Figure record extracts
>>
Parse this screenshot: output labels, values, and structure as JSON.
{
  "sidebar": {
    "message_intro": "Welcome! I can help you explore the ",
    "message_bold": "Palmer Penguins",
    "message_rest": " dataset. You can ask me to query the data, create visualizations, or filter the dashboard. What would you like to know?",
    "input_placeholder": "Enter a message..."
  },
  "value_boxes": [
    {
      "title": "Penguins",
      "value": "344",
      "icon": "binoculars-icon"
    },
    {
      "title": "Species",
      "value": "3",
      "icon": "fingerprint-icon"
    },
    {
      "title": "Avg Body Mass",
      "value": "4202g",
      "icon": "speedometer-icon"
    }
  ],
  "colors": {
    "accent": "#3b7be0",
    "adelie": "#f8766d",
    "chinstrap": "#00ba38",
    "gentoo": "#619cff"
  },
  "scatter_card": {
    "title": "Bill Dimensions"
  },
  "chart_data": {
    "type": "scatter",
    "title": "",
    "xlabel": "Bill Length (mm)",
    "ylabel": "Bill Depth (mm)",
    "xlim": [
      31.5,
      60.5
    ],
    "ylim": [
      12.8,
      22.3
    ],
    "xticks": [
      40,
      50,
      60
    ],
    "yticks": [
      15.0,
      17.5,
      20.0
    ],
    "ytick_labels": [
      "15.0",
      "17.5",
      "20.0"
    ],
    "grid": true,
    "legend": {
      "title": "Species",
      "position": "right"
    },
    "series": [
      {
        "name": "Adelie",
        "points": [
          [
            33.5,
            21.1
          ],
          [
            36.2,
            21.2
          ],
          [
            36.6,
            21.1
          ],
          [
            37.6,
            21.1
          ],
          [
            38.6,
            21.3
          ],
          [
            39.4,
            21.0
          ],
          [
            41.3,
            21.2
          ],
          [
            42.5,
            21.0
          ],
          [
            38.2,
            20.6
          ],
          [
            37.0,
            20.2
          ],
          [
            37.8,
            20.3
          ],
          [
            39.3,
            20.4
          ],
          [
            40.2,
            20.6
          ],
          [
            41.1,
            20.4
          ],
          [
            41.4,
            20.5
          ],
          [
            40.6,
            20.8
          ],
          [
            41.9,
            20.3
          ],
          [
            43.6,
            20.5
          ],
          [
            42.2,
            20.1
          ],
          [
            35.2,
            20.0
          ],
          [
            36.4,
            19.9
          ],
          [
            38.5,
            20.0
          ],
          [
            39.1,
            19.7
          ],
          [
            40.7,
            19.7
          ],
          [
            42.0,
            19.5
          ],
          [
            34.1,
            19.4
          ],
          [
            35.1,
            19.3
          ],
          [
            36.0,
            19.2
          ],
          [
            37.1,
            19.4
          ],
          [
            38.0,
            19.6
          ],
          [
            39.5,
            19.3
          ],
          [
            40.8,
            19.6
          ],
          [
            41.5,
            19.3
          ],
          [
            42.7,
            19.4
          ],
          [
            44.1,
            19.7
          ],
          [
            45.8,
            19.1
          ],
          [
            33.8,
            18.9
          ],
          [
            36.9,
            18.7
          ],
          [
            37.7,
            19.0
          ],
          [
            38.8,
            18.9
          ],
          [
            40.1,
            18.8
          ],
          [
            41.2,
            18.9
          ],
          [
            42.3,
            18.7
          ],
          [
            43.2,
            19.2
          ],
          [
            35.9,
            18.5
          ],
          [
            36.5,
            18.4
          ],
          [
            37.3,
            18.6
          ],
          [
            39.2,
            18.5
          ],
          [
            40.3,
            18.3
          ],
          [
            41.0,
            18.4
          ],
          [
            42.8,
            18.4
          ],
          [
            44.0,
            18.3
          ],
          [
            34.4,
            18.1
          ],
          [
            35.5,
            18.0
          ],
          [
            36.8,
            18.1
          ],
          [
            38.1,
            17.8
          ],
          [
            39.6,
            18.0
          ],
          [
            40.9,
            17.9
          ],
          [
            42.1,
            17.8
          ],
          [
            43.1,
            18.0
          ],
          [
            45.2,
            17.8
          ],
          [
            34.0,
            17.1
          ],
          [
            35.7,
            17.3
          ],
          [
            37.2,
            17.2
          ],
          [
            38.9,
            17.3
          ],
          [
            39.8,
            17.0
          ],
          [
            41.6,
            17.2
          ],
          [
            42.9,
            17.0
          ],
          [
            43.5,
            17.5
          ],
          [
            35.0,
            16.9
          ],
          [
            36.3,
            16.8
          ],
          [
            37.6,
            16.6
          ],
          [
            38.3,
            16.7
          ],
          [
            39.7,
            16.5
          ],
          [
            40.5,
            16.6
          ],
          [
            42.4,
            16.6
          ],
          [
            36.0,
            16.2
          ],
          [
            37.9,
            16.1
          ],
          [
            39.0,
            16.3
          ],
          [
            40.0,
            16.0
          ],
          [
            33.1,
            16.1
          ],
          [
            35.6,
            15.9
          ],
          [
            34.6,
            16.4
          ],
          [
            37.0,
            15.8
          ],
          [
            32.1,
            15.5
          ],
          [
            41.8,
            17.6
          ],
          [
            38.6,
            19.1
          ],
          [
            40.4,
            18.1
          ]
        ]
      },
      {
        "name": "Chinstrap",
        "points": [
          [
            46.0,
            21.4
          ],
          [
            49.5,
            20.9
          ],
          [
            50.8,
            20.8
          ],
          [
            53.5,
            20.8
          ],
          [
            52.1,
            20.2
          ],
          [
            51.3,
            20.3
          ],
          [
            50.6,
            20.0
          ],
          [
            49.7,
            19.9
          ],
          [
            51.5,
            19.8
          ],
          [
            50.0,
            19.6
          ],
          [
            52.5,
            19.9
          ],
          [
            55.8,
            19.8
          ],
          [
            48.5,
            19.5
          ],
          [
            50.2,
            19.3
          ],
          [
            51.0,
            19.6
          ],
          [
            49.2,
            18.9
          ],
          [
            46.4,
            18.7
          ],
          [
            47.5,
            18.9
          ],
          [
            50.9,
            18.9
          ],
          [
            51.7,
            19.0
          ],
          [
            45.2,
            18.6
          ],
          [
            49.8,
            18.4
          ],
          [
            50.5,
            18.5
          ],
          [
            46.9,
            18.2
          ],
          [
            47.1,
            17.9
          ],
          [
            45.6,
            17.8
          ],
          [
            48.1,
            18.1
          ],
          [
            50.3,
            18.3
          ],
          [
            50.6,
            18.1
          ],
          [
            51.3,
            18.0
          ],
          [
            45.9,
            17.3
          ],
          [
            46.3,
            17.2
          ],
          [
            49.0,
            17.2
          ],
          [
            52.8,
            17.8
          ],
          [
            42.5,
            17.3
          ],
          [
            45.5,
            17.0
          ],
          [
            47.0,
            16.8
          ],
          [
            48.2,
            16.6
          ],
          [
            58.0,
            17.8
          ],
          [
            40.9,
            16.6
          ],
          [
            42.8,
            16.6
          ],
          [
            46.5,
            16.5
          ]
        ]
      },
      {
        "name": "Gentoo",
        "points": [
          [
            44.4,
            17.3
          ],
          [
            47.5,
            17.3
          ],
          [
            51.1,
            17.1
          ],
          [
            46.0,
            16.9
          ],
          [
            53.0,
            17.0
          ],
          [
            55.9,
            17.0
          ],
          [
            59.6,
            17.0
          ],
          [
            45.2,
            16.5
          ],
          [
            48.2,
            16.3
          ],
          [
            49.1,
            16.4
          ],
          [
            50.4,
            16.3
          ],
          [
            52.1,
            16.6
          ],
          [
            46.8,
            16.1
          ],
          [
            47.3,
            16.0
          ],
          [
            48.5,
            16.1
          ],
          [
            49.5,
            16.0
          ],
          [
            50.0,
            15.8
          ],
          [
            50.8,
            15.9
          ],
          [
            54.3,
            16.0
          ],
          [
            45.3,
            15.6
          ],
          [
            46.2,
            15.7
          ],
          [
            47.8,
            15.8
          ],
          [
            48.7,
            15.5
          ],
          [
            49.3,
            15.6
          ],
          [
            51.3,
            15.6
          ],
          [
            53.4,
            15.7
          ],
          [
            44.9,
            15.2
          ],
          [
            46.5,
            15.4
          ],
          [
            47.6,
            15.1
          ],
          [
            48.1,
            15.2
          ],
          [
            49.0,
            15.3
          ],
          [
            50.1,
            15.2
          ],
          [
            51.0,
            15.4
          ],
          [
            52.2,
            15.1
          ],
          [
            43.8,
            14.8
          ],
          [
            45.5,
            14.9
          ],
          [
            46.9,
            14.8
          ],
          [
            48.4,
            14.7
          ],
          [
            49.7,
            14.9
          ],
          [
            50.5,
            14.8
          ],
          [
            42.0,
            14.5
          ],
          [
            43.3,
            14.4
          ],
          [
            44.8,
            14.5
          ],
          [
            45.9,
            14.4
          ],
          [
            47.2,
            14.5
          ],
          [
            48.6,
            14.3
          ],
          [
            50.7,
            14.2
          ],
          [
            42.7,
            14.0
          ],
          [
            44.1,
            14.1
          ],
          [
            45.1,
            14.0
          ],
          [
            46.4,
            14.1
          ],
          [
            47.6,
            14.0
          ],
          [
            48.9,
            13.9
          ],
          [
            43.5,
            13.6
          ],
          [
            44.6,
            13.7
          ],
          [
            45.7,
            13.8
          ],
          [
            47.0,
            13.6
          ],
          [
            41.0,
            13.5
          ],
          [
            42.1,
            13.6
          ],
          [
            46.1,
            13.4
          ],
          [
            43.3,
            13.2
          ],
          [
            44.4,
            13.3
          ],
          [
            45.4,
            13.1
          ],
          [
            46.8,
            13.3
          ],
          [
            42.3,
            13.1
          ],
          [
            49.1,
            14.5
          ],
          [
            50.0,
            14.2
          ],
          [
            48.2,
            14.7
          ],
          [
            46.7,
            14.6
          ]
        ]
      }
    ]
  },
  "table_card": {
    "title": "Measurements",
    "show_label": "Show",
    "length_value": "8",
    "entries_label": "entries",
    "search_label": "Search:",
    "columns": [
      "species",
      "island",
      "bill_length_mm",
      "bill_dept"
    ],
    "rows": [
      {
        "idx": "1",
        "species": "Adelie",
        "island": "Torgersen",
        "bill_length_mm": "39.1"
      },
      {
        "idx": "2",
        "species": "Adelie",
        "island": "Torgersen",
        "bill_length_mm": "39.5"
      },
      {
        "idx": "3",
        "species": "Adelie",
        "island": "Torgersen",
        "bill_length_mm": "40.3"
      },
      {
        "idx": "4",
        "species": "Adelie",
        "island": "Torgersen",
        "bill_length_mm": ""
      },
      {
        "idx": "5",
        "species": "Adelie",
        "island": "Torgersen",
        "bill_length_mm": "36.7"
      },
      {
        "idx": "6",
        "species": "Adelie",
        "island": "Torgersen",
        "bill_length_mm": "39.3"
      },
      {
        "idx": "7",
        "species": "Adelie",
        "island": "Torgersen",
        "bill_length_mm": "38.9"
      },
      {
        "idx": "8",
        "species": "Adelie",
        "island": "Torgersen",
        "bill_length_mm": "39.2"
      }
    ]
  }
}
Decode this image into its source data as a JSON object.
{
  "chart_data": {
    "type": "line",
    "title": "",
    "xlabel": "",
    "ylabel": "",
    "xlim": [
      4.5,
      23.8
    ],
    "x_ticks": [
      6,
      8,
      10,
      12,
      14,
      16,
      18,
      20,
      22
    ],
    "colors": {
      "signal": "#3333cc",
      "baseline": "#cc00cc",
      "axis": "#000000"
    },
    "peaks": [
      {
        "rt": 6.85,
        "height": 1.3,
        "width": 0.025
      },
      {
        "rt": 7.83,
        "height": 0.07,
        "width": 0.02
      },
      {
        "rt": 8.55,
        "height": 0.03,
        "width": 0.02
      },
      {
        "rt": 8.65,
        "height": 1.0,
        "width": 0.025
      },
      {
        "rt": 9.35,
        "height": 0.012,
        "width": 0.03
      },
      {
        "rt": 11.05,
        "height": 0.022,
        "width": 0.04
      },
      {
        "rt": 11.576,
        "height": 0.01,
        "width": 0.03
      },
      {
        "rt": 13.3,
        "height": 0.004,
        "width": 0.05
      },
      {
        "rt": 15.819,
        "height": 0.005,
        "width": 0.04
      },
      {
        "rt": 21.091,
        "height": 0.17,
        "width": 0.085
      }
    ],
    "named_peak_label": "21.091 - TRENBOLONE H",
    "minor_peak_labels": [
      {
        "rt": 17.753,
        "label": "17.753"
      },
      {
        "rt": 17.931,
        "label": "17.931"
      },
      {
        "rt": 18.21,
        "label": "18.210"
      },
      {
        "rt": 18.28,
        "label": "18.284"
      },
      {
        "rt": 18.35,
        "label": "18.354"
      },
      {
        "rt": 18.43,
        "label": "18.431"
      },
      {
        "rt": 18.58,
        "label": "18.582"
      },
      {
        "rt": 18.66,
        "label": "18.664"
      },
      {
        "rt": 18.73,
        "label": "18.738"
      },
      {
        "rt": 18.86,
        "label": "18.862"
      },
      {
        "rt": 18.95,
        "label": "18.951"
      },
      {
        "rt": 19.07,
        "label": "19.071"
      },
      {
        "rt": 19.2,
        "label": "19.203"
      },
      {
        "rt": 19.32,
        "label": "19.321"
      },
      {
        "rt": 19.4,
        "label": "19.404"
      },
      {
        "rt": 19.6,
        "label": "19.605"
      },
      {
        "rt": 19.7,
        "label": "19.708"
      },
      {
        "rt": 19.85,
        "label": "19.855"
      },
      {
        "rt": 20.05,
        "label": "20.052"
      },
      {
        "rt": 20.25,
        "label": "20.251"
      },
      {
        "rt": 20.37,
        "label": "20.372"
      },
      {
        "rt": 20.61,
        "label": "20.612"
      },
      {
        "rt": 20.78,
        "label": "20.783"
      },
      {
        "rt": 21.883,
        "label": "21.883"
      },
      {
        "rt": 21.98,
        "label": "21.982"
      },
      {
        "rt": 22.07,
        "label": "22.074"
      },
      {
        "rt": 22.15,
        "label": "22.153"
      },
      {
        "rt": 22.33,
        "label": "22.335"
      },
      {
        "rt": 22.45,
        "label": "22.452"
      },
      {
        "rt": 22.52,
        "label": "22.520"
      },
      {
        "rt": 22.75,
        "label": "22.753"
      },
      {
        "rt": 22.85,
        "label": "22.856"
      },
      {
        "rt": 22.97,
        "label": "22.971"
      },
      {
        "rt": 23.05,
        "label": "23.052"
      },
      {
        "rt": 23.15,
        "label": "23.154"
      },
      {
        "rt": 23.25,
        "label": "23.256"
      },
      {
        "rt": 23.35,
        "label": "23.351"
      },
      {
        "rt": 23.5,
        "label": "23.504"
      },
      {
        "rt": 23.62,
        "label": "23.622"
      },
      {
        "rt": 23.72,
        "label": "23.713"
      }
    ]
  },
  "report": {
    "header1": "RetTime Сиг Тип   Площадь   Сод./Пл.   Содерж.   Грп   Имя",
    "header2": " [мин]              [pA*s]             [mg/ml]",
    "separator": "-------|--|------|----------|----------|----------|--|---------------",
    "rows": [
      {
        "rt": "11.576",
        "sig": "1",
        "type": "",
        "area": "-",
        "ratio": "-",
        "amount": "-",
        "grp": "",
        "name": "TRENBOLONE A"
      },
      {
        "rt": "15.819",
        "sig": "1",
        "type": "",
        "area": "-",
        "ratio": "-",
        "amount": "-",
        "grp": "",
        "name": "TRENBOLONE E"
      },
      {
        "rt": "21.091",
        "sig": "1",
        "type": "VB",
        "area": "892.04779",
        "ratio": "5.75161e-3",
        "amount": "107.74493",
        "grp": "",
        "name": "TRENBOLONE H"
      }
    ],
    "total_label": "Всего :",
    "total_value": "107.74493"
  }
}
<<
Task details>
Tally the lines of the preceding listing in which the word "title" appears; state nothing but the total.

Answer to the task>
8